[Available records start]

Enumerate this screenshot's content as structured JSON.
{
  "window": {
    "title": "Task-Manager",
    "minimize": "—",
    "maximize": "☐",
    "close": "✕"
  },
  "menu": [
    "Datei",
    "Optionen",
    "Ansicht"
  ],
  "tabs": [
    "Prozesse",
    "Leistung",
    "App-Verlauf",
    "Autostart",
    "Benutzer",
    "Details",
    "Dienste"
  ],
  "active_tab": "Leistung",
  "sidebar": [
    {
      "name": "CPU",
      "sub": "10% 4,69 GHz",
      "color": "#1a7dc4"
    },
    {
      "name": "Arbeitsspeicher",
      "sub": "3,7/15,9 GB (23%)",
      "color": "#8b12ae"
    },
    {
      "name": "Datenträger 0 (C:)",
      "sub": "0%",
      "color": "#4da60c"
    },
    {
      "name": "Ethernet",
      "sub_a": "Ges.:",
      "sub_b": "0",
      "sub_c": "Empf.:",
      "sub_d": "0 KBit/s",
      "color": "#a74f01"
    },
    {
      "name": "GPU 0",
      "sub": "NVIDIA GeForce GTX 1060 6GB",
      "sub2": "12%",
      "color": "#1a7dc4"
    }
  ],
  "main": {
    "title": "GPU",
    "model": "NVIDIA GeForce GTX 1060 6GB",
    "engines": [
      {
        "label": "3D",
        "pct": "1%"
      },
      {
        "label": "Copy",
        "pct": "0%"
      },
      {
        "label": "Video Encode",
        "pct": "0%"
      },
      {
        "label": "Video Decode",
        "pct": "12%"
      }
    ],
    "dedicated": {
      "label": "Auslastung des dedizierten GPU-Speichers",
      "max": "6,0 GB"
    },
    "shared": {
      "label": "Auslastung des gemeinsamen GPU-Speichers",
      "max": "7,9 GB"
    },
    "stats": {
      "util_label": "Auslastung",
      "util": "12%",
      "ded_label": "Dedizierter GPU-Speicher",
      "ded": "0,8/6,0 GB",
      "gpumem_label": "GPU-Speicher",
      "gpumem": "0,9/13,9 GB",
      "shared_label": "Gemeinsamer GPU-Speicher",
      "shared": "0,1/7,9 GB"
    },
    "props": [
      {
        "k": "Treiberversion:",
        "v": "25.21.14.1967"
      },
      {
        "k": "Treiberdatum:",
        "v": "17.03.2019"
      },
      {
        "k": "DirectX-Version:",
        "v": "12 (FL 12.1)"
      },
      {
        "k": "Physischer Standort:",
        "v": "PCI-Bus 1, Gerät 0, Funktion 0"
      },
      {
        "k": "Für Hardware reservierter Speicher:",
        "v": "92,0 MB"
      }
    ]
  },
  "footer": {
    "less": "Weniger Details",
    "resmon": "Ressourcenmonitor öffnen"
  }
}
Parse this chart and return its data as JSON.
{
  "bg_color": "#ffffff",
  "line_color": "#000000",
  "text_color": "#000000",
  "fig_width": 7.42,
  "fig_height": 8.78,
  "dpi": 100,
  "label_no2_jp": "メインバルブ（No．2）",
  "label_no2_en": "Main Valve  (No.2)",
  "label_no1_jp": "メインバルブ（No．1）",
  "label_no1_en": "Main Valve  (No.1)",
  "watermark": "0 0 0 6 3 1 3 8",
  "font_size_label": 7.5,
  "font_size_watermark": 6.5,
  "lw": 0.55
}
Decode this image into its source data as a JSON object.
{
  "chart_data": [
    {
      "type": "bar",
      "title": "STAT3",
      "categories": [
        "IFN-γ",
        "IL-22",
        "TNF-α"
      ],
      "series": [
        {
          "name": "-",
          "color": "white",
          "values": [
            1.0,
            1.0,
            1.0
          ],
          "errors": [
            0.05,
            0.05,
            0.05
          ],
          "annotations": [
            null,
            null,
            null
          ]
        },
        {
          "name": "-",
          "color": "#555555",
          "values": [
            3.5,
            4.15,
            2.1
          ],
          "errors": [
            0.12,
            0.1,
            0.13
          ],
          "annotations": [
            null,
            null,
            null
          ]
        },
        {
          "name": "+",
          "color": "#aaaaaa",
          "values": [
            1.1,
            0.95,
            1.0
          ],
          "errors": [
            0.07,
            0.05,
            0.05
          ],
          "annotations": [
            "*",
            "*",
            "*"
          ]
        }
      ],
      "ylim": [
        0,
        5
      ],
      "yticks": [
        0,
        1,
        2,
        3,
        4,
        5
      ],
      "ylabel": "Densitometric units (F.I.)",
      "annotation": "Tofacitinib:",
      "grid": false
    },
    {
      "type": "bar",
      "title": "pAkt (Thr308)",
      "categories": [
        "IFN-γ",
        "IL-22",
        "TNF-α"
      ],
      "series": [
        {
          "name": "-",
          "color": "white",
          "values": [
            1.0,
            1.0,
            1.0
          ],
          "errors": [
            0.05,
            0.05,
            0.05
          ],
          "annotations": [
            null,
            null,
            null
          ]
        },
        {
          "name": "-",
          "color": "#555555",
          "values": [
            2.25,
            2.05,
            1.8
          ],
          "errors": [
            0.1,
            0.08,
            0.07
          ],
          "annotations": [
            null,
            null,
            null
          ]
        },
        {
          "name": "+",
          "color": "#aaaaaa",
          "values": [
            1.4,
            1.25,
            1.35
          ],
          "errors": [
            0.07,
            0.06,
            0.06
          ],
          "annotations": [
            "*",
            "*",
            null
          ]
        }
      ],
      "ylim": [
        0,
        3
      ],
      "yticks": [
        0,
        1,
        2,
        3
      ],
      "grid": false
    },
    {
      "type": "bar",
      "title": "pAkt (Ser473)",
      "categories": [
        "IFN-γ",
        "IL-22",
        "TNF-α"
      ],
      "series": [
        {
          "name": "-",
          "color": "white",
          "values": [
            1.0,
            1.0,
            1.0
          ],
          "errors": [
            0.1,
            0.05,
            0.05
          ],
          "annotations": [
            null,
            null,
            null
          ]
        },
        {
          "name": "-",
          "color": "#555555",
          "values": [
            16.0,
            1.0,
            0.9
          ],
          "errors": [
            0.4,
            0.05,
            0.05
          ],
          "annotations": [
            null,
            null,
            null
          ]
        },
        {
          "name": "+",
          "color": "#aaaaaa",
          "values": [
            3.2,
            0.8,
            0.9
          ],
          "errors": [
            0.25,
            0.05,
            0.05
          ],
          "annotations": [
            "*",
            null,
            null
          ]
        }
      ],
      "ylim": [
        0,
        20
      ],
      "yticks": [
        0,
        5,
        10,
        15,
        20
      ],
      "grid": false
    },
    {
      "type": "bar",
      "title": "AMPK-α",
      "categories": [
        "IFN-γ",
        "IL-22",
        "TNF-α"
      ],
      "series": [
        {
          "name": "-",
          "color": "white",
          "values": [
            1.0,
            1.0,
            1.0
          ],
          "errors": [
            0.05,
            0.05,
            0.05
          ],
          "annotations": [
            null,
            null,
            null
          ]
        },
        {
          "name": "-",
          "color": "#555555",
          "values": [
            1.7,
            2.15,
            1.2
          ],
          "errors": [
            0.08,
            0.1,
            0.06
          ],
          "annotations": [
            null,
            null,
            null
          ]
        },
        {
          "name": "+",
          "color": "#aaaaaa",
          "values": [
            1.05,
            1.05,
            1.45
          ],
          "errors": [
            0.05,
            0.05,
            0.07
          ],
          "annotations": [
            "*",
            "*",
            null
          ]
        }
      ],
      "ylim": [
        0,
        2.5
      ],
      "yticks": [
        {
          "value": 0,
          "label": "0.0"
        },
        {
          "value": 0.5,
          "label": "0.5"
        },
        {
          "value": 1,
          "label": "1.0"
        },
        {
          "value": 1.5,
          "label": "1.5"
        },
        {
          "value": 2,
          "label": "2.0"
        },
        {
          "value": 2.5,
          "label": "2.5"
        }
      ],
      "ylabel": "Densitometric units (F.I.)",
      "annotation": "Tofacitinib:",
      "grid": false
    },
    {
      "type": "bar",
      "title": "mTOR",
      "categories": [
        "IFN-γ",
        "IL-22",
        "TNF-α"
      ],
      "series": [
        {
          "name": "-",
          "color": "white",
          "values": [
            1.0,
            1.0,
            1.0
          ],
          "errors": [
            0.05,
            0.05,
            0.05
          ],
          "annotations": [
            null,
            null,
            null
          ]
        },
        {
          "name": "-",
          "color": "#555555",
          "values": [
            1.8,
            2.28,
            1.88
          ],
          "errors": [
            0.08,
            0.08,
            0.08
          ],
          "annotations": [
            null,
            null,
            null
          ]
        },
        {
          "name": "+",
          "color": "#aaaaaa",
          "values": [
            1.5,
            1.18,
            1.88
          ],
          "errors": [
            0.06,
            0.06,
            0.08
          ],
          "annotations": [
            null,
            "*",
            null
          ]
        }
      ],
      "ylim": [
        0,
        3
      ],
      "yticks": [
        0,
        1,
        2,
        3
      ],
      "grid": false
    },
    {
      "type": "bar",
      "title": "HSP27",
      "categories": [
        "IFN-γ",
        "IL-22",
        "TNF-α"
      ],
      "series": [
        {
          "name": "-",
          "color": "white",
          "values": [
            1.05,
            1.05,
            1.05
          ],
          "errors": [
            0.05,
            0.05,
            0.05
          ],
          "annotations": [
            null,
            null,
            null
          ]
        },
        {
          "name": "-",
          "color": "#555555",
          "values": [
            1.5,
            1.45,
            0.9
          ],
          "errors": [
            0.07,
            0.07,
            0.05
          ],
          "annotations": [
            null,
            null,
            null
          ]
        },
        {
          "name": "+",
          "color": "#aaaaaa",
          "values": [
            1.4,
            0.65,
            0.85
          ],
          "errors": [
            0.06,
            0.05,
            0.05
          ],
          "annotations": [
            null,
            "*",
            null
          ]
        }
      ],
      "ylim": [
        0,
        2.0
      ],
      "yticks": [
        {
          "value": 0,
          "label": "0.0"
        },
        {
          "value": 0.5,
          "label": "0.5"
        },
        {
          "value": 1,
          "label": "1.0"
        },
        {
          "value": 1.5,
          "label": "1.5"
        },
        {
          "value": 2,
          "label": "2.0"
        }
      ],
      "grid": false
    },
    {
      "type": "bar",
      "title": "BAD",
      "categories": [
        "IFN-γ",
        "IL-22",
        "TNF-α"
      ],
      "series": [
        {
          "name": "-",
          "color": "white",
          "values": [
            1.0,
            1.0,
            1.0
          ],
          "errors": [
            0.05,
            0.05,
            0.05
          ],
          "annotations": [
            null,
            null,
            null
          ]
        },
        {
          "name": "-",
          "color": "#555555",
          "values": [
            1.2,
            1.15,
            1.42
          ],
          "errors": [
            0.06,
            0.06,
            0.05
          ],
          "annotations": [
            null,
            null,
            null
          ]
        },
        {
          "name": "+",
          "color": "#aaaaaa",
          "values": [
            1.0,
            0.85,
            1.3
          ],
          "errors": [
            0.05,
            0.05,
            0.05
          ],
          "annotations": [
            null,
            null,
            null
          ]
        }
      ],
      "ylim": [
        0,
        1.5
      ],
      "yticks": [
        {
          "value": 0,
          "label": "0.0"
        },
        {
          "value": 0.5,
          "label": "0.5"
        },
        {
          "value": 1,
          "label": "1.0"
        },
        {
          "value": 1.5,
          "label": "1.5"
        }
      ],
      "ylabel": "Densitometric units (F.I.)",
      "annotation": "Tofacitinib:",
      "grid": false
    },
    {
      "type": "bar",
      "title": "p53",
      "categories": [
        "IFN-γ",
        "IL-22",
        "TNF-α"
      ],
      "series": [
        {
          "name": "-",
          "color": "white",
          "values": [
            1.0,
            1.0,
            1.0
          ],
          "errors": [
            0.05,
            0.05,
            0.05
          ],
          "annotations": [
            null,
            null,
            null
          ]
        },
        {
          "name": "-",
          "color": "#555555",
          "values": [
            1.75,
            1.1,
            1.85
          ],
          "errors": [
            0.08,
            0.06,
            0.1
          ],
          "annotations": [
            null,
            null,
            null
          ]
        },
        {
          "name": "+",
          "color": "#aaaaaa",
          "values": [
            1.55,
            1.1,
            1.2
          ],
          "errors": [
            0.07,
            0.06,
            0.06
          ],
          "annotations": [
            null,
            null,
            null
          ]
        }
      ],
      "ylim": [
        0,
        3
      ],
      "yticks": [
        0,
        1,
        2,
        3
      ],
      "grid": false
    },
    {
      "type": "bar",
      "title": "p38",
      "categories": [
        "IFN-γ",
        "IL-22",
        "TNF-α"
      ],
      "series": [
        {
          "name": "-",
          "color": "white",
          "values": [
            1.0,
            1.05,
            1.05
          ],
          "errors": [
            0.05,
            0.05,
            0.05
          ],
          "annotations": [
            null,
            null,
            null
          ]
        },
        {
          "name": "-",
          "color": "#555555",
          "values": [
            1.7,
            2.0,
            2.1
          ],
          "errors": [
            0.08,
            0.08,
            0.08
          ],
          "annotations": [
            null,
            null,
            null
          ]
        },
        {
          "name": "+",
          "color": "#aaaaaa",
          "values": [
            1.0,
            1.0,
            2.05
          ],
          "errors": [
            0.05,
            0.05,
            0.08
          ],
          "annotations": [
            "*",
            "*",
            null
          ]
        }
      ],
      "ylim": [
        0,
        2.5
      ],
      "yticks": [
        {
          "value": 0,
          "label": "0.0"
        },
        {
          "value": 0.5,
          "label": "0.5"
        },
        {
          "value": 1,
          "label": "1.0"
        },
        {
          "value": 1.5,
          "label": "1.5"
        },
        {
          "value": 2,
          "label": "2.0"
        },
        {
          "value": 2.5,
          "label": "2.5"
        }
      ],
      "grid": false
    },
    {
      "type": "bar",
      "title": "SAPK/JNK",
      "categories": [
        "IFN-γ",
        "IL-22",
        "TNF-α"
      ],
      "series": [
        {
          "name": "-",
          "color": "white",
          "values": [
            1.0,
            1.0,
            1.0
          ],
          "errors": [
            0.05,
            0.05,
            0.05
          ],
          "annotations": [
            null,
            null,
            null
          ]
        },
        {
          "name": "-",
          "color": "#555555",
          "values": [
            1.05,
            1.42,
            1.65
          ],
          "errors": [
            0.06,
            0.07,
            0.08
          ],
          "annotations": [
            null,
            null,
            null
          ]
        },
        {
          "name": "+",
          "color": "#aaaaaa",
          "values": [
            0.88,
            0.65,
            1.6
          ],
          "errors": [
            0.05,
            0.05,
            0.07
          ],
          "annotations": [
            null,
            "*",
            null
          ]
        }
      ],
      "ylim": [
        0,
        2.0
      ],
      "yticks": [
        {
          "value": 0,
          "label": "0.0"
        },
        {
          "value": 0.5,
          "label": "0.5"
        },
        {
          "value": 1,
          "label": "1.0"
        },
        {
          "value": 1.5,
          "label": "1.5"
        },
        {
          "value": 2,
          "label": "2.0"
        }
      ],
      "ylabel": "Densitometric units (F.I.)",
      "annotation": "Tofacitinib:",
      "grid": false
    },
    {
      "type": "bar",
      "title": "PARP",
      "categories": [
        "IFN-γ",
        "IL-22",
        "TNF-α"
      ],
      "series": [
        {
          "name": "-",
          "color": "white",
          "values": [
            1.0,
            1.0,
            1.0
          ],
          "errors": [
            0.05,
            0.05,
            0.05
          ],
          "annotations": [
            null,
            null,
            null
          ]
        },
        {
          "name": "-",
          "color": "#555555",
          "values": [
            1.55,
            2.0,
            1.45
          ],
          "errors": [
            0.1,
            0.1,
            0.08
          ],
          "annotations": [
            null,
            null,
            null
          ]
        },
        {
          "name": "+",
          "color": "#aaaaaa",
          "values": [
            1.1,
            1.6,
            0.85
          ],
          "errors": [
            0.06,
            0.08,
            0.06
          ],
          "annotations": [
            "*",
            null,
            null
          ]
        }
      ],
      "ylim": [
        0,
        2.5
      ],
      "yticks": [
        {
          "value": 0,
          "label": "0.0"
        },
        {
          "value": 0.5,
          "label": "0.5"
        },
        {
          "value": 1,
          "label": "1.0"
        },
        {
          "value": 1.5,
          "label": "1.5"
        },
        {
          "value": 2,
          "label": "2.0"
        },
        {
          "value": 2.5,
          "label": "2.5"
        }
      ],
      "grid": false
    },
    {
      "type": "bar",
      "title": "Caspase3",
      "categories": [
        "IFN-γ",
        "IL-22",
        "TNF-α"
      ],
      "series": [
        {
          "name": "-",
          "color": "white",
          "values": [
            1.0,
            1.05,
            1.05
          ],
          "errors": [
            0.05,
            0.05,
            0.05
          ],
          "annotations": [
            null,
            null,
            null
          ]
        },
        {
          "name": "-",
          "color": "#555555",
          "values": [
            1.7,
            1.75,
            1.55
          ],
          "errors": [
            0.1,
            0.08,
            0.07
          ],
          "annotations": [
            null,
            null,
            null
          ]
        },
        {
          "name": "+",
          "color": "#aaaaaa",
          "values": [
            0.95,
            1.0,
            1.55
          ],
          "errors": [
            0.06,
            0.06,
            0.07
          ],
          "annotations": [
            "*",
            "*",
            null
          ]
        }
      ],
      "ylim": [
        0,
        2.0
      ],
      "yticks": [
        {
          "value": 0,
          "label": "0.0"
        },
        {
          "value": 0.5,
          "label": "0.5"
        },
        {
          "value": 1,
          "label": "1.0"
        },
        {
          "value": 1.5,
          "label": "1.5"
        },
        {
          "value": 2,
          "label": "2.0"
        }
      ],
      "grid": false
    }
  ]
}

[Available records end]

[Request]:
In the listing, find all lines with the string "pAkt" and copy them.

[Solution for this problem]:
      "title": "pAkt (Thr308)",
      "title": "pAkt (Ser473)",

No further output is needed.